• Recorded data:
----

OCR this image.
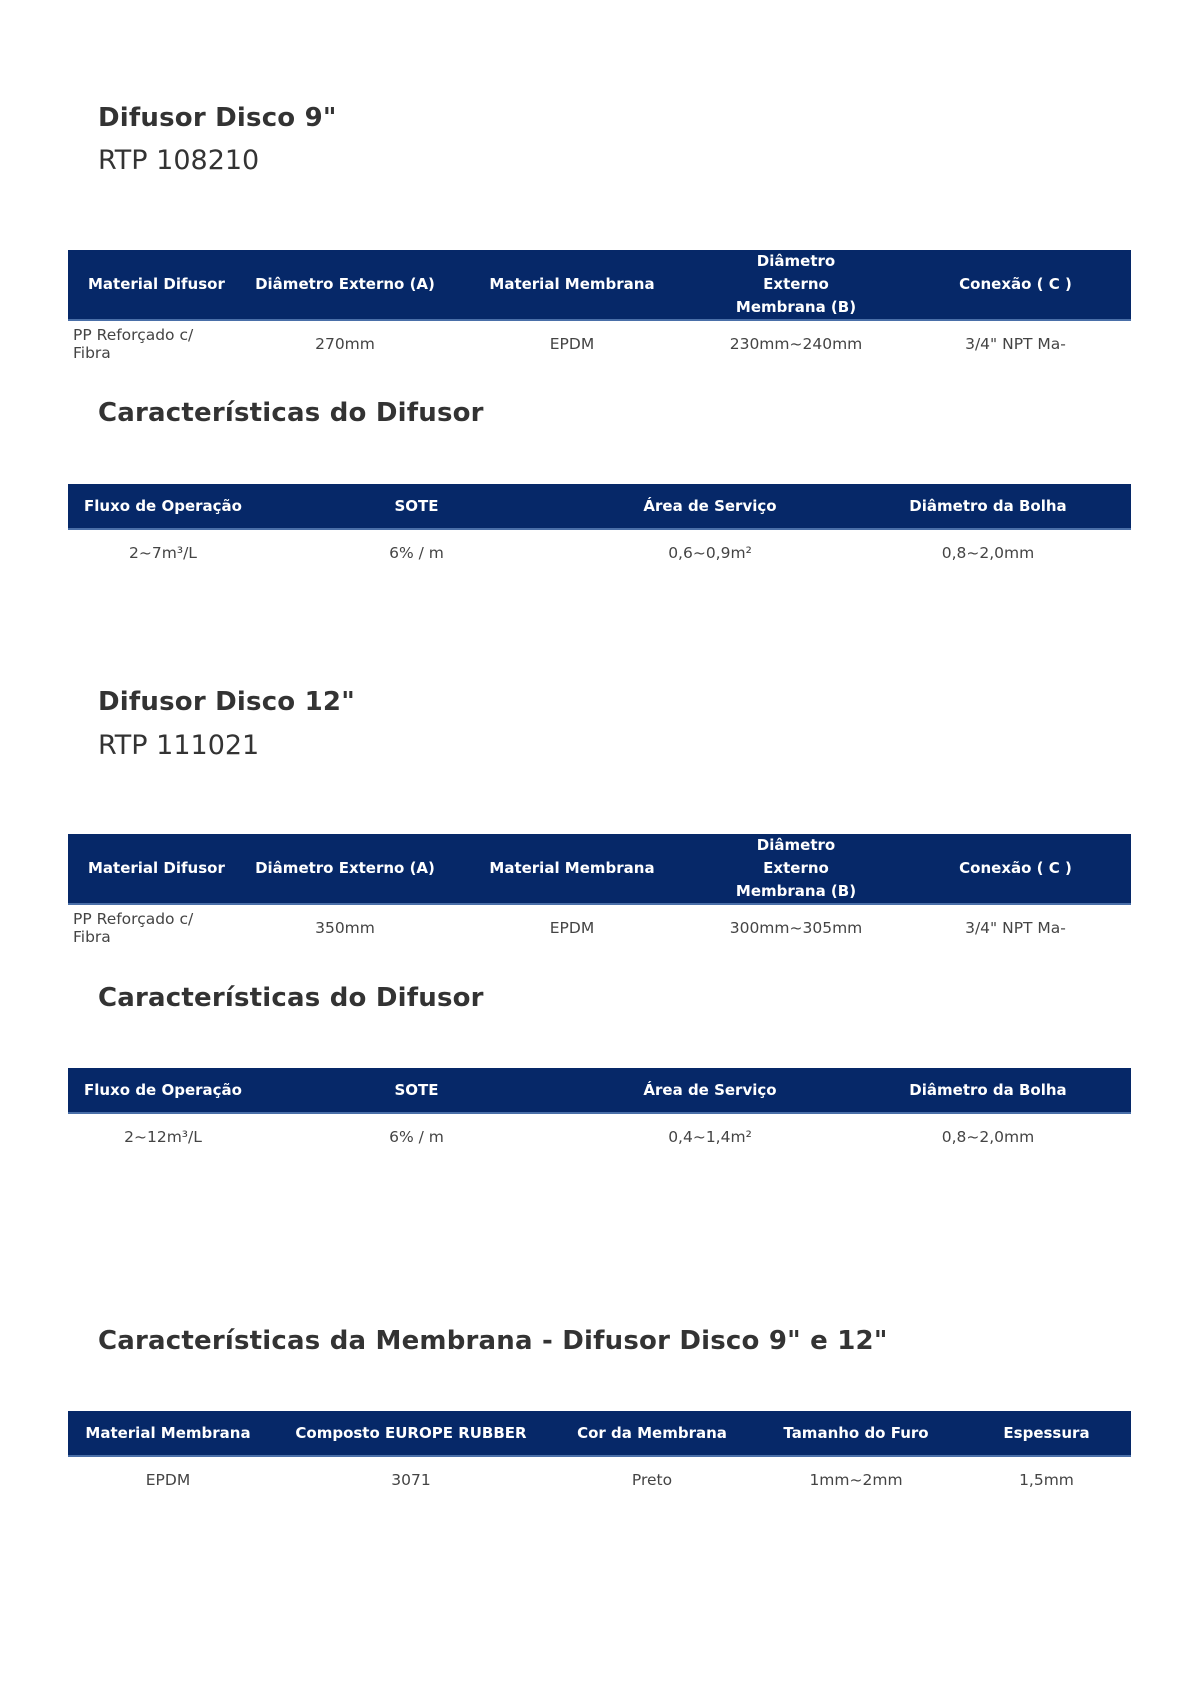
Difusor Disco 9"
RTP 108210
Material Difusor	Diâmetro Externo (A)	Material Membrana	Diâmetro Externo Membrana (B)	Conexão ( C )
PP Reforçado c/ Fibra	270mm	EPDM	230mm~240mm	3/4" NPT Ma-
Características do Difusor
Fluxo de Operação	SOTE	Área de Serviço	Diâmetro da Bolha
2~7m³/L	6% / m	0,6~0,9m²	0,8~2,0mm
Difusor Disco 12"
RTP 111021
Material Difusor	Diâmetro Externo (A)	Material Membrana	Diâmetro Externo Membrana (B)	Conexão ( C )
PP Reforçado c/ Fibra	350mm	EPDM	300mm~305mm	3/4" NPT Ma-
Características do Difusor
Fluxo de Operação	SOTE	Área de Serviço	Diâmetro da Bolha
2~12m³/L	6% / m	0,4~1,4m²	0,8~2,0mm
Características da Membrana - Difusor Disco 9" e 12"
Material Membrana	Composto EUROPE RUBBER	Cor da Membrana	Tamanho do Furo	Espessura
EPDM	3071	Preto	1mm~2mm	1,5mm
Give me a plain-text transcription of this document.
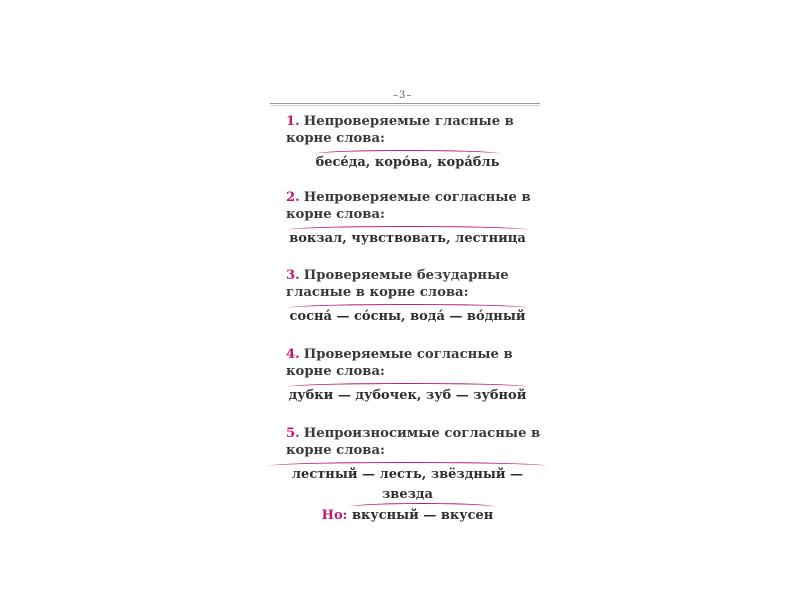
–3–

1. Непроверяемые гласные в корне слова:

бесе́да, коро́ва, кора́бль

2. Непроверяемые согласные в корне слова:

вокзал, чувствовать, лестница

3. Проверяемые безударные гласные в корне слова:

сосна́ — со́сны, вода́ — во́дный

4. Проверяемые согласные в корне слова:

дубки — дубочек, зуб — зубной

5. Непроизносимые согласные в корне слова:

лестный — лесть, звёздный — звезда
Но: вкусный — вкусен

----

• Task statement: Omitting all images, print the listing exactly.

• Completed exercise:
OCR this image.
Difusor Disco 9"
RTP 108210
Material Difusor	Diâmetro Externo (A)	Material Membrana	Diâmetro Externo Membrana (B)	Conexão ( C )
PP Reforçado c/ Fibra	270mm	EPDM	230mm~240mm	3/4" NPT Ma-
Características do Difusor
Fluxo de Operação	SOTE	Área de Serviço	Diâmetro da Bolha
2~7m³/L	6% / m	0,6~0,9m²	0,8~2,0mm
Difusor Disco 12"
RTP 111021
Material Difusor	Diâmetro Externo (A)	Material Membrana	Diâmetro Externo Membrana (B)	Conexão ( C )
PP Reforçado c/ Fibra	350mm	EPDM	300mm~305mm	3/4" NPT Ma-
Características do Difusor
Fluxo de Operação	SOTE	Área de Serviço	Diâmetro da Bolha
2~12m³/L	6% / m	0,4~1,4m²	0,8~2,0mm
Características da Membrana - Difusor Disco 9" e 12"
Material Membrana	Composto EUROPE RUBBER	Cor da Membrana	Tamanho do Furo	Espessura
EPDM	3071	Preto	1mm~2mm	1,5mm
Give me a plain-text transcription of this document.
–3–

1. Непроверяемые гласные в корне слова:

бесе́да, коро́ва, кора́бль

2. Непроверяемые согласные в корне слова:

вокзал, чувствовать, лестница

3. Проверяемые безударные гласные в корне слова:

сосна́ — со́сны, вода́ — во́дный

4. Проверяемые согласные в корне слова:

дубки — дубочек, зуб — зубной

5. Непроизносимые согласные в корне слова:

лестный — лесть, звёздный — звезда
Но: вкусный — вкусен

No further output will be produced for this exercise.